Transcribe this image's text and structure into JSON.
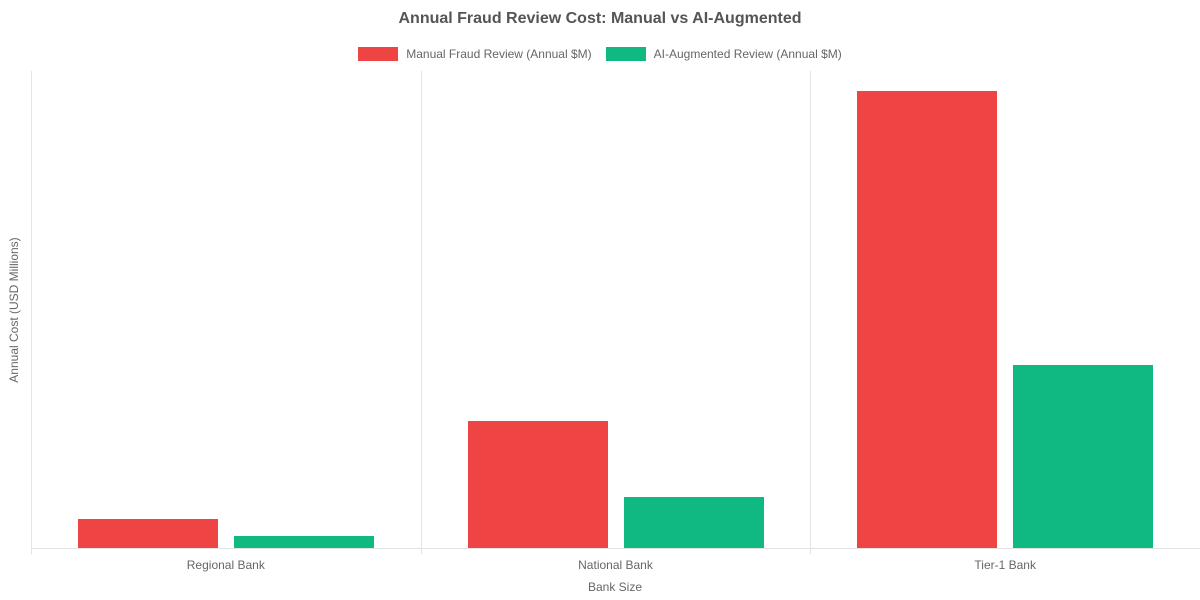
{
  "chart_data": {
    "type": "bar",
    "title": "Annual Fraud Review Cost: Manual vs AI-Augmented",
    "xlabel": "Bank Size",
    "ylabel": "Annual Cost (USD Millions)",
    "categories": [
      "Regional Bank",
      "National Bank",
      "Tier-1 Bank"
    ],
    "series": [
      {
        "name": "Manual Fraud Review (Annual $M)",
        "color": "#ef4444",
        "values": [
          7.2,
          32,
          115
        ]
      },
      {
        "name": "AI-Augmented Review (Annual $M)",
        "color": "#10b981",
        "values": [
          3,
          12.8,
          46
        ]
      }
    ],
    "ylim": [
      0,
      120
    ],
    "y_ticks_visible": false,
    "grid": "vertical-category-boundaries-only",
    "legend_position": "top",
    "colors": {
      "axis_grid": "#e3e3e3",
      "text_muted": "#666666",
      "title_text": "#555555",
      "background": "#ffffff"
    }
  }
}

Exercise details
Tally up the lines in the records that contain the word "Bank" and give only the total.

Task response
4